■ **Requirements**
Copy out each line exactly as it appears.

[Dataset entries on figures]
==========

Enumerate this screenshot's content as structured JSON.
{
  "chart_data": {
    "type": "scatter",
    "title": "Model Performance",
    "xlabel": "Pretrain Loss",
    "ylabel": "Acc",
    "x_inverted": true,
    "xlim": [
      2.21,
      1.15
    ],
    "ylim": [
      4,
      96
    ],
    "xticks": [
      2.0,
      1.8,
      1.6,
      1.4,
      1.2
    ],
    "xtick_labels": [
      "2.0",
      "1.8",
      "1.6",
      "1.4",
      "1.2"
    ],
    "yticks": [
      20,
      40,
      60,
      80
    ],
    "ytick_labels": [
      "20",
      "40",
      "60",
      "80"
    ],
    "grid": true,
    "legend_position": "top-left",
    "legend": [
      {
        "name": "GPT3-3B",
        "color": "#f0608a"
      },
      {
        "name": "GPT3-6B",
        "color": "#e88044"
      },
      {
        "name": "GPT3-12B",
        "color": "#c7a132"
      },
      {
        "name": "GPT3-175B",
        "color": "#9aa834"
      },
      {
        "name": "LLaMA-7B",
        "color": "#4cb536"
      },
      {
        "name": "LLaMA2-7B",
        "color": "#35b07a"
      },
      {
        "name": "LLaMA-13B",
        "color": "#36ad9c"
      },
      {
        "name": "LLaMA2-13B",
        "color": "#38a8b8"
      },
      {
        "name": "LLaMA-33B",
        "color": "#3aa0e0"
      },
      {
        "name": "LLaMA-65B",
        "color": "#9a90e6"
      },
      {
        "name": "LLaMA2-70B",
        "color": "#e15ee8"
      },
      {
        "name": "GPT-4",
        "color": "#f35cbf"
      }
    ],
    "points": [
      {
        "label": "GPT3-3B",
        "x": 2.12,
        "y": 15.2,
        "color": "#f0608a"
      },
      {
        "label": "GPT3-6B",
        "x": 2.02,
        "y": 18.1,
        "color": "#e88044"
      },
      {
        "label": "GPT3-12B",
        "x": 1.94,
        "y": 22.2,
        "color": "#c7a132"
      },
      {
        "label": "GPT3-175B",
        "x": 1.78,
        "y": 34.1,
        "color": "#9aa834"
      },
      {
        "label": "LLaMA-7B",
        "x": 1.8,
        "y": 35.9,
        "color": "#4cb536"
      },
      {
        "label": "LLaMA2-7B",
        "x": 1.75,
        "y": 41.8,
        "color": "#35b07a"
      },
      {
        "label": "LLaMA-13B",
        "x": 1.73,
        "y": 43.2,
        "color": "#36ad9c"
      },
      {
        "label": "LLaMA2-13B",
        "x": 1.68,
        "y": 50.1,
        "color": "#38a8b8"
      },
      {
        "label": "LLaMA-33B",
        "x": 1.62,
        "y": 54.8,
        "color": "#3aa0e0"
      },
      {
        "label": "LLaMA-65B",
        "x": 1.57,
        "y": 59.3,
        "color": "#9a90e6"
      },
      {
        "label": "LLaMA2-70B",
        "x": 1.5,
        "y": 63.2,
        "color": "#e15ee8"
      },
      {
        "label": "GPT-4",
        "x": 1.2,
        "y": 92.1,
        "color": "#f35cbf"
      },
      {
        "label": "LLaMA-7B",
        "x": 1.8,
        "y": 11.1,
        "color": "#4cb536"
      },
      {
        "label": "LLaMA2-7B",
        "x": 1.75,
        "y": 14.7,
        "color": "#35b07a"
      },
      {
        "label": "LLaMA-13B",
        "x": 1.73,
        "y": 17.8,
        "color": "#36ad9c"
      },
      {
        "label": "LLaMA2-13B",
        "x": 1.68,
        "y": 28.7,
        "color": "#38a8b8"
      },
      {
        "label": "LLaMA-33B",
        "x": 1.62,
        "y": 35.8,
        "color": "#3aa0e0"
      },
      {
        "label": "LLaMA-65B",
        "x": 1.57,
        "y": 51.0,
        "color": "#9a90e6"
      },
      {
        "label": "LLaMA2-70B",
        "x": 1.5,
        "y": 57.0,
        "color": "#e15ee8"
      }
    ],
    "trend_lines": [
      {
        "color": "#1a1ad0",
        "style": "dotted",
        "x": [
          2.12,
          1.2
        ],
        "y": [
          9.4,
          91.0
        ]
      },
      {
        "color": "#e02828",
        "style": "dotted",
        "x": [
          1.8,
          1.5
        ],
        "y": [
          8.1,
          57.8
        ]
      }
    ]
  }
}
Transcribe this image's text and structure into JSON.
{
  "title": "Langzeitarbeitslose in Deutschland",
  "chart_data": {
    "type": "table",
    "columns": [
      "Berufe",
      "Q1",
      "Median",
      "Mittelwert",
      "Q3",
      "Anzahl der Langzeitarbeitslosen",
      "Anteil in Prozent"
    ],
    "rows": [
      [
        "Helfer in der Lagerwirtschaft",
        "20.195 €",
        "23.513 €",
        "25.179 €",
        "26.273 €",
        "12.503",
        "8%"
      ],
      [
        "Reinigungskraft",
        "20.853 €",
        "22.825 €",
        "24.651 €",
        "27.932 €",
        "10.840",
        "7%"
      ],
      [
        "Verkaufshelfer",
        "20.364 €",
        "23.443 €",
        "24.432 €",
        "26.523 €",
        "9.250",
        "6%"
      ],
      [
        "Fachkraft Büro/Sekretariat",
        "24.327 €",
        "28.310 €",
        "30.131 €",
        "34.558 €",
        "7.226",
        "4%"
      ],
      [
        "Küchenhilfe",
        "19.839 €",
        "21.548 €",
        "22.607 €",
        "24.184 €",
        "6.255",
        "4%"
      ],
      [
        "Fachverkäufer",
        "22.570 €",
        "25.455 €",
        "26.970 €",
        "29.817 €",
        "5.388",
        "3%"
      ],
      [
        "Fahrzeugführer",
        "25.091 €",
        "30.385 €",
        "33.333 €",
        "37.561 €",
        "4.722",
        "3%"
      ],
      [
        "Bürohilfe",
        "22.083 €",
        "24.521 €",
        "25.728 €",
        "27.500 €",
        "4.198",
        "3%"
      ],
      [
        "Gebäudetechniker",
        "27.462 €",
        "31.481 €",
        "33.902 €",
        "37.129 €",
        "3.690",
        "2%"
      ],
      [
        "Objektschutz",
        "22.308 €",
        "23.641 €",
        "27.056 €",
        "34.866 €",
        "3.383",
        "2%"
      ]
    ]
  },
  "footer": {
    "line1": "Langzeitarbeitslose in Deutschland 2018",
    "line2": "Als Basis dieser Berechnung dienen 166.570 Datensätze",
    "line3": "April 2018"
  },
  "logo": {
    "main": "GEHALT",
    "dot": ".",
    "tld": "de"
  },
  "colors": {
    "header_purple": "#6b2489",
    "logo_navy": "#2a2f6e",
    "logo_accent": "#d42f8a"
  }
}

==========

■ **Answer**
Enumerate this screenshot's content as structured JSON.
{
  "chart_data": {
    "type": "scatter",
    "title": "Model Performance",
    "xlabel": "Pretrain Loss",
    "ylabel": "Acc",
    "x_inverted": true,
    "xlim": [
      2.21,
      1.15
    ],
    "ylim": [
      4,
      96
    ],
    "xticks": [
      2.0,
      1.8,
      1.6,
      1.4,
      1.2
    ],
    "xtick_labels": [
      "2.0",
      "1.8",
      "1.6",
      "1.4",
      "1.2"
    ],
    "yticks": [
      20,
      40,
      60,
      80
    ],
    "ytick_labels": [
      "20",
      "40",
      "60",
      "80"
    ],
    "grid": true,
    "legend_position": "top-left",
    "legend": [
      {
        "name": "GPT3-3B",
        "color": "#f0608a"
      },
      {
        "name": "GPT3-6B",
        "color": "#e88044"
      },
      {
        "name": "GPT3-12B",
        "color": "#c7a132"
      },
      {
        "name": "GPT3-175B",
        "color": "#9aa834"
      },
      {
        "name": "LLaMA-7B",
        "color": "#4cb536"
      },
      {
        "name": "LLaMA2-7B",
        "color": "#35b07a"
      },
      {
        "name": "LLaMA-13B",
        "color": "#36ad9c"
      },
      {
        "name": "LLaMA2-13B",
        "color": "#38a8b8"
      },
      {
        "name": "LLaMA-33B",
        "color": "#3aa0e0"
      },
      {
        "name": "LLaMA-65B",
        "color": "#9a90e6"
      },
      {
        "name": "LLaMA2-70B",
        "color": "#e15ee8"
      },
      {
        "name": "GPT-4",
        "color": "#f35cbf"
      }
    ],
    "points": [
      {
        "label": "GPT3-3B",
        "x": 2.12,
        "y": 15.2,
        "color": "#f0608a"
      },
      {
        "label": "GPT3-6B",
        "x": 2.02,
        "y": 18.1,
        "color": "#e88044"
      },
      {
        "label": "GPT3-12B",
        "x": 1.94,
        "y": 22.2,
        "color": "#c7a132"
      },
      {
        "label": "GPT3-175B",
        "x": 1.78,
        "y": 34.1,
        "color": "#9aa834"
      },
      {
        "label": "LLaMA-7B",
        "x": 1.8,
        "y": 35.9,
        "color": "#4cb536"
      },
      {
        "label": "LLaMA2-7B",
        "x": 1.75,
        "y": 41.8,
        "color": "#35b07a"
      },
      {
        "label": "LLaMA-13B",
        "x": 1.73,
        "y": 43.2,
        "color": "#36ad9c"
      },
      {
        "label": "LLaMA2-13B",
        "x": 1.68,
        "y": 50.1,
        "color": "#38a8b8"
      },
      {
        "label": "LLaMA-33B",
        "x": 1.62,
        "y": 54.8,
        "color": "#3aa0e0"
      },
      {
        "label": "LLaMA-65B",
        "x": 1.57,
        "y": 59.3,
        "color": "#9a90e6"
      },
      {
        "label": "LLaMA2-70B",
        "x": 1.5,
        "y": 63.2,
        "color": "#e15ee8"
      },
      {
        "label": "GPT-4",
        "x": 1.2,
        "y": 92.1,
        "color": "#f35cbf"
      },
      {
        "label": "LLaMA-7B",
        "x": 1.8,
        "y": 11.1,
        "color": "#4cb536"
      },
      {
        "label": "LLaMA2-7B",
        "x": 1.75,
        "y": 14.7,
        "color": "#35b07a"
      },
      {
        "label": "LLaMA-13B",
        "x": 1.73,
        "y": 17.8,
        "color": "#36ad9c"
      },
      {
        "label": "LLaMA2-13B",
        "x": 1.68,
        "y": 28.7,
        "color": "#38a8b8"
      },
      {
        "label": "LLaMA-33B",
        "x": 1.62,
        "y": 35.8,
        "color": "#3aa0e0"
      },
      {
        "label": "LLaMA-65B",
        "x": 1.57,
        "y": 51.0,
        "color": "#9a90e6"
      },
      {
        "label": "LLaMA2-70B",
        "x": 1.5,
        "y": 57.0,
        "color": "#e15ee8"
      }
    ],
    "trend_lines": [
      {
        "color": "#1a1ad0",
        "style": "dotted",
        "x": [
          2.12,
          1.2
        ],
        "y": [
          9.4,
          91.0
        ]
      },
      {
        "color": "#e02828",
        "style": "dotted",
        "x": [
          1.8,
          1.5
        ],
        "y": [
          8.1,
          57.8
        ]
      }
    ]
  }
}
Transcribe this image's text and structure into JSON.
{
  "title": "Langzeitarbeitslose in Deutschland",
  "chart_data": {
    "type": "table",
    "columns": [
      "Berufe",
      "Q1",
      "Median",
      "Mittelwert",
      "Q3",
      "Anzahl der Langzeitarbeitslosen",
      "Anteil in Prozent"
    ],
    "rows": [
      [
        "Helfer in der Lagerwirtschaft",
        "20.195 €",
        "23.513 €",
        "25.179 €",
        "26.273 €",
        "12.503",
        "8%"
      ],
      [
        "Reinigungskraft",
        "20.853 €",
        "22.825 €",
        "24.651 €",
        "27.932 €",
        "10.840",
        "7%"
      ],
      [
        "Verkaufshelfer",
        "20.364 €",
        "23.443 €",
        "24.432 €",
        "26.523 €",
        "9.250",
        "6%"
      ],
      [
        "Fachkraft Büro/Sekretariat",
        "24.327 €",
        "28.310 €",
        "30.131 €",
        "34.558 €",
        "7.226",
        "4%"
      ],
      [
        "Küchenhilfe",
        "19.839 €",
        "21.548 €",
        "22.607 €",
        "24.184 €",
        "6.255",
        "4%"
      ],
      [
        "Fachverkäufer",
        "22.570 €",
        "25.455 €",
        "26.970 €",
        "29.817 €",
        "5.388",
        "3%"
      ],
      [
        "Fahrzeugführer",
        "25.091 €",
        "30.385 €",
        "33.333 €",
        "37.561 €",
        "4.722",
        "3%"
      ],
      [
        "Bürohilfe",
        "22.083 €",
        "24.521 €",
        "25.728 €",
        "27.500 €",
        "4.198",
        "3%"
      ],
      [
        "Gebäudetechniker",
        "27.462 €",
        "31.481 €",
        "33.902 €",
        "37.129 €",
        "3.690",
        "2%"
      ],
      [
        "Objektschutz",
        "22.308 €",
        "23.641 €",
        "27.056 €",
        "34.866 €",
        "3.383",
        "2%"
      ]
    ]
  },
  "footer": {
    "line1": "Langzeitarbeitslose in Deutschland 2018",
    "line2": "Als Basis dieser Berechnung dienen 166.570 Datensätze",
    "line3": "April 2018"
  },
  "logo": {
    "main": "GEHALT",
    "dot": ".",
    "tld": "de"
  },
  "colors": {
    "header_purple": "#6b2489",
    "logo_navy": "#2a2f6e",
    "logo_accent": "#d42f8a"
  }
}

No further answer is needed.